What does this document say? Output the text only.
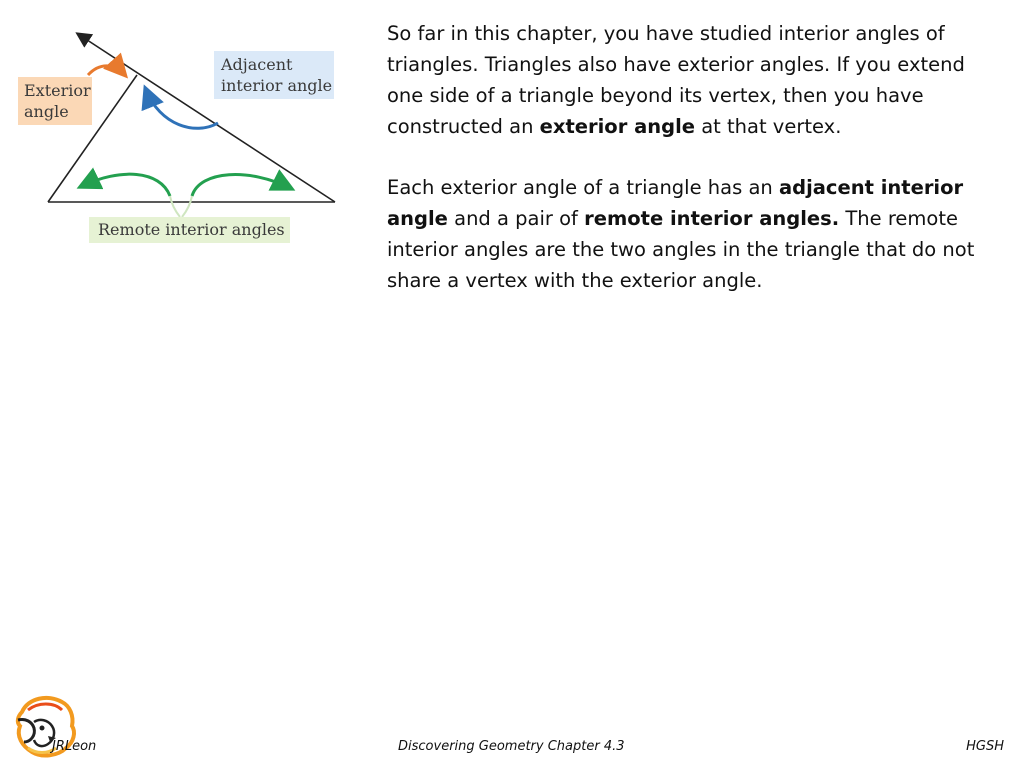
Exterior
angle
Adjacent
interior angle
Remote interior angles

So far in this chapter, you have studied interior angles of triangles. Triangles also have exterior angles. If you extend one side of a triangle beyond its vertex, then you have constructed an exterior angle at that vertex.

Each exterior angle of a triangle has an adjacent interior angle and a pair of remote interior angles. The remote interior angles are the two angles in the triangle that do not share a vertex with the exterior angle.

JRLeon	Discovering Geometry Chapter 4.3	HGSH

════════════════

▶ _What needs to be done_
Repeat all of the records verbatim, leaving out the pictures.

▶ _Full output_
What does this document say? Output the text only.
Exterior
angle
Adjacent
interior angle
Remote interior angles

So far in this chapter, you have studied interior angles of triangles. Triangles also have exterior angles. If you extend one side of a triangle beyond its vertex, then you have constructed an exterior angle at that vertex.

Each exterior angle of a triangle has an adjacent interior angle and a pair of remote interior angles. The remote interior angles are the two angles in the triangle that do not share a vertex with the exterior angle.

JRLeon	Discovering Geometry Chapter 4.3	HGSH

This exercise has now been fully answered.